Written problem: Can you transcribe the data exactly? Leave the pictures out.

=-=-=-=-=

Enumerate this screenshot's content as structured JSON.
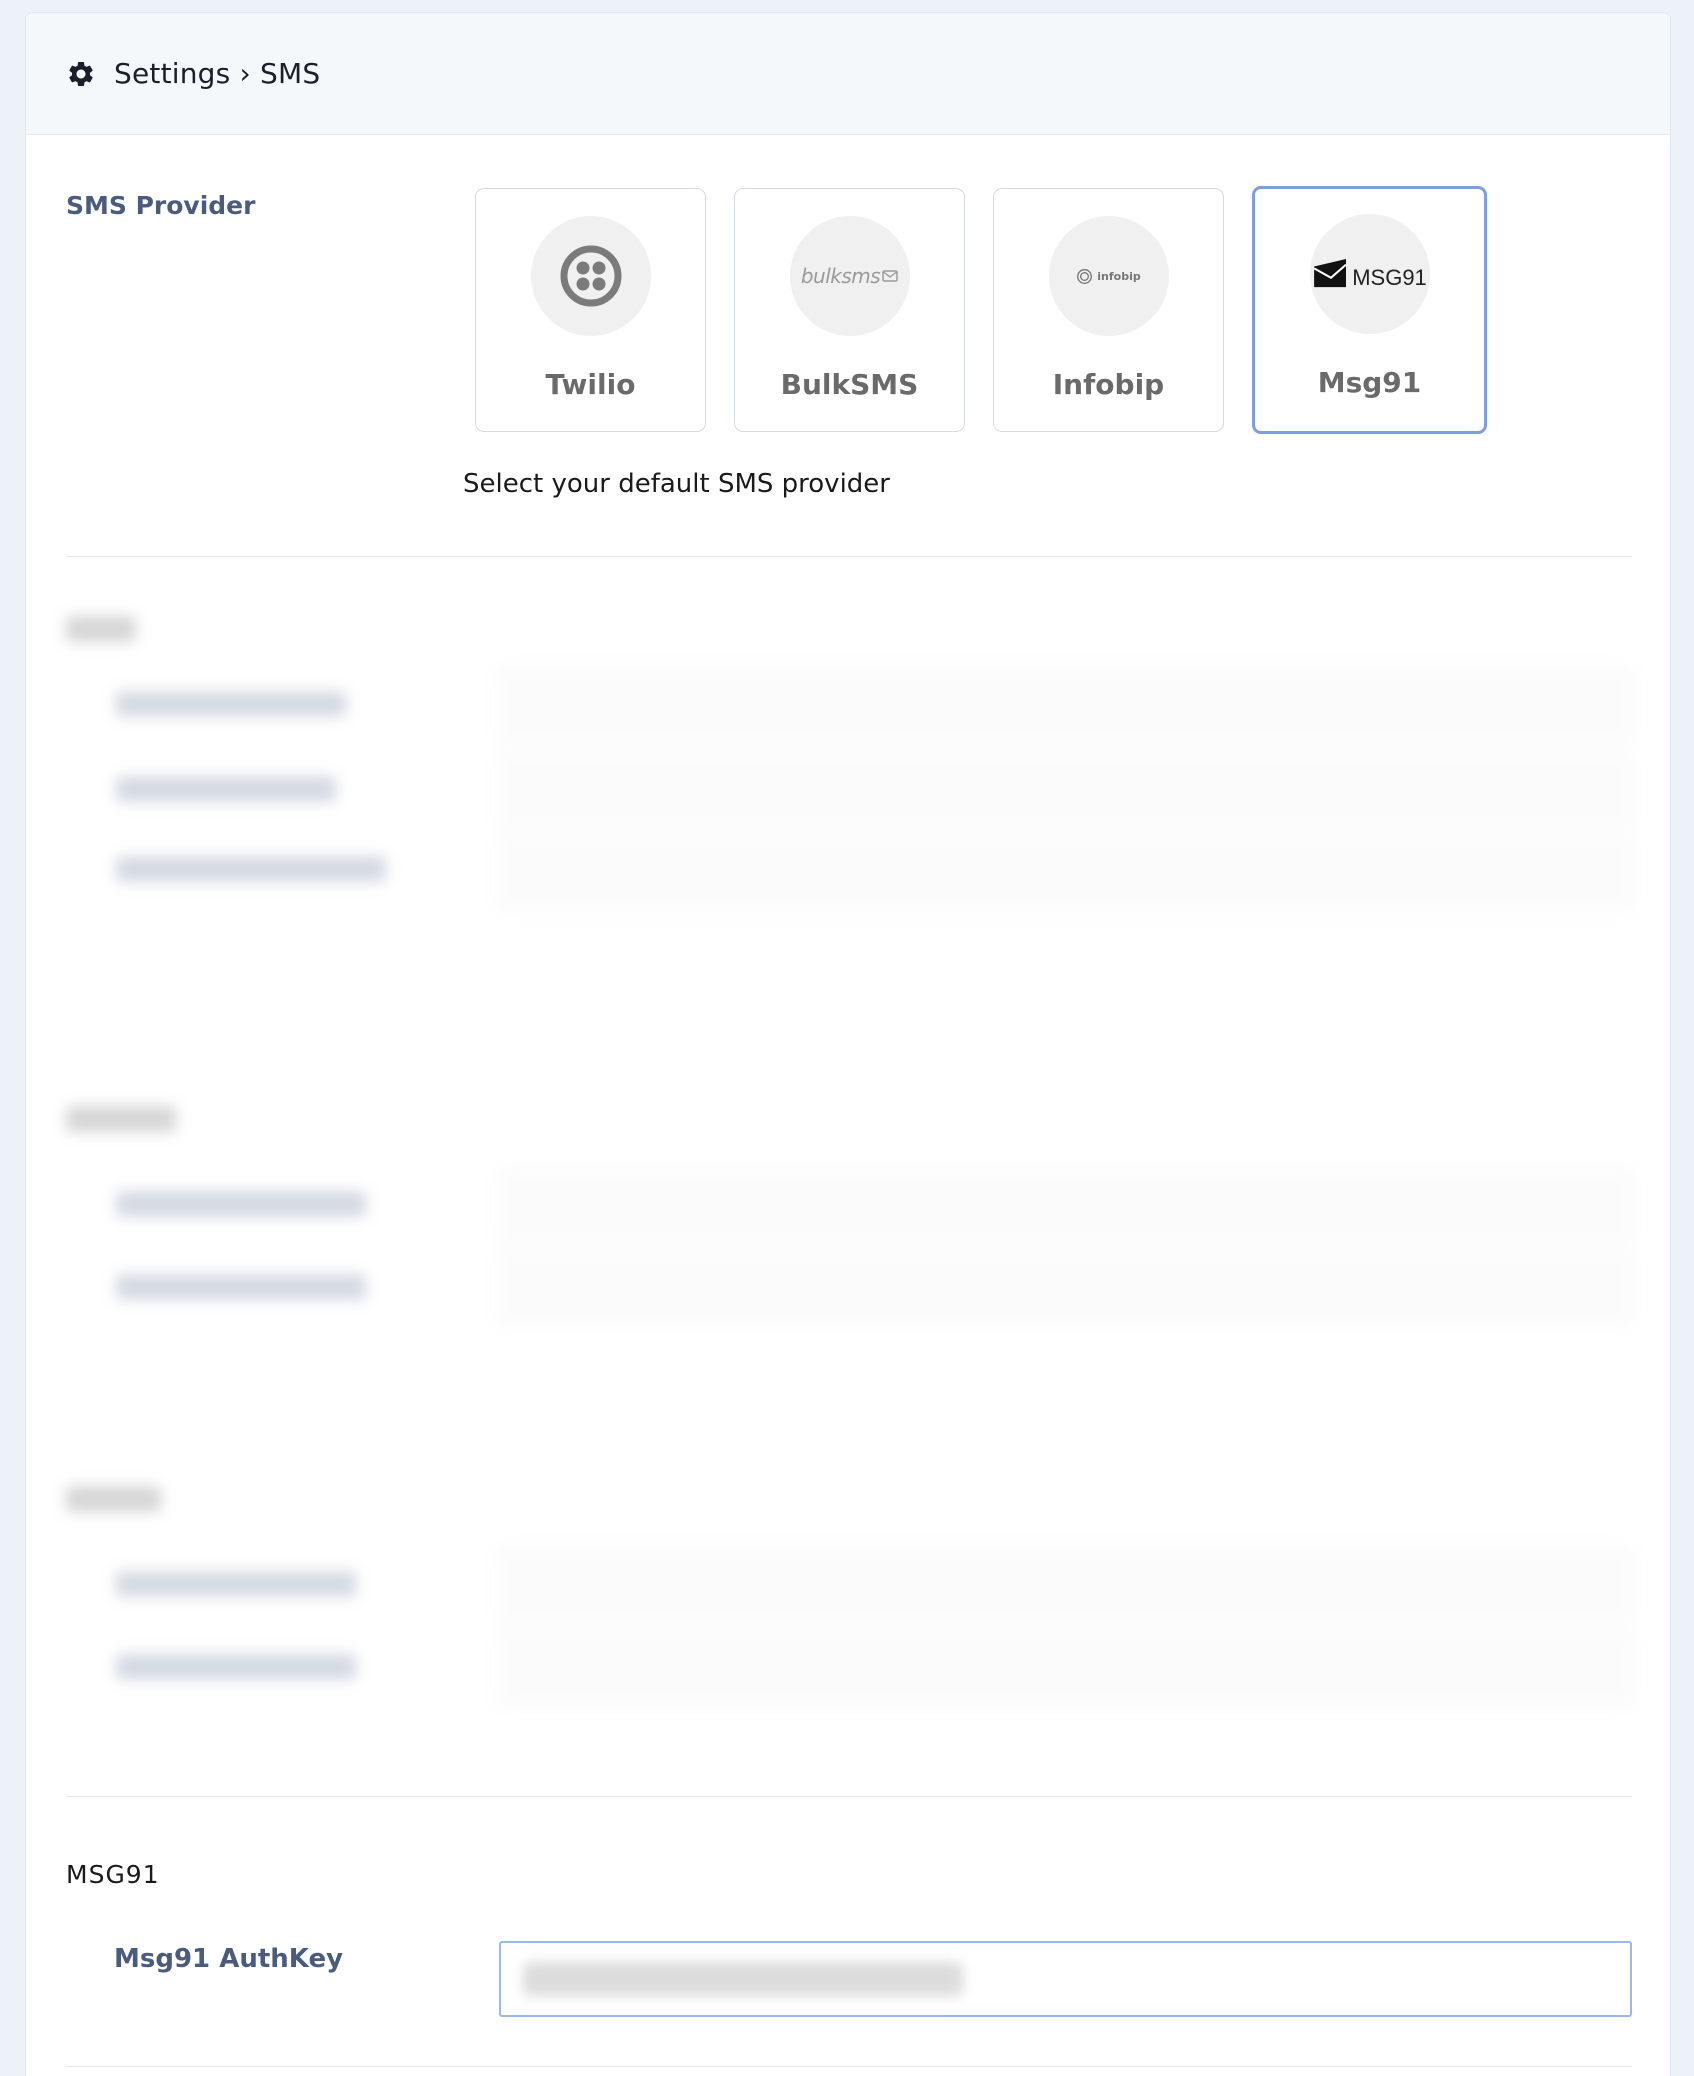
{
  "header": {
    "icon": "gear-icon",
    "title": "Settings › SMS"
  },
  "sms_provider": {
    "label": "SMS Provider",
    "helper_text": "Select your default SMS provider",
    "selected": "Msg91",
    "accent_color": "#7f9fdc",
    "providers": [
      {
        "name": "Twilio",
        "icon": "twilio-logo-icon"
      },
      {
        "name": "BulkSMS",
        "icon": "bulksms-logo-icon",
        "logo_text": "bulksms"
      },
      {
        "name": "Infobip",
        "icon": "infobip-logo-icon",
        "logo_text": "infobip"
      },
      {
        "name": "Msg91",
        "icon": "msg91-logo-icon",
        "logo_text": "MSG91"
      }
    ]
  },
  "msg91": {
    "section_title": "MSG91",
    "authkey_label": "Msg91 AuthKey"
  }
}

=-=-=-=-=

Answer to this exercise:
Enumerate this screenshot's content as structured JSON.
{
  "header": {
    "icon": "gear-icon",
    "title": "Settings › SMS"
  },
  "sms_provider": {
    "label": "SMS Provider",
    "helper_text": "Select your default SMS provider",
    "selected": "Msg91",
    "accent_color": "#7f9fdc",
    "providers": [
      {
        "name": "Twilio",
        "icon": "twilio-logo-icon"
      },
      {
        "name": "BulkSMS",
        "icon": "bulksms-logo-icon",
        "logo_text": "bulksms"
      },
      {
        "name": "Infobip",
        "icon": "infobip-logo-icon",
        "logo_text": "infobip"
      },
      {
        "name": "Msg91",
        "icon": "msg91-logo-icon",
        "logo_text": "MSG91"
      }
    ]
  },
  "msg91": {
    "section_title": "MSG91",
    "authkey_label": "Msg91 AuthKey"
  }
}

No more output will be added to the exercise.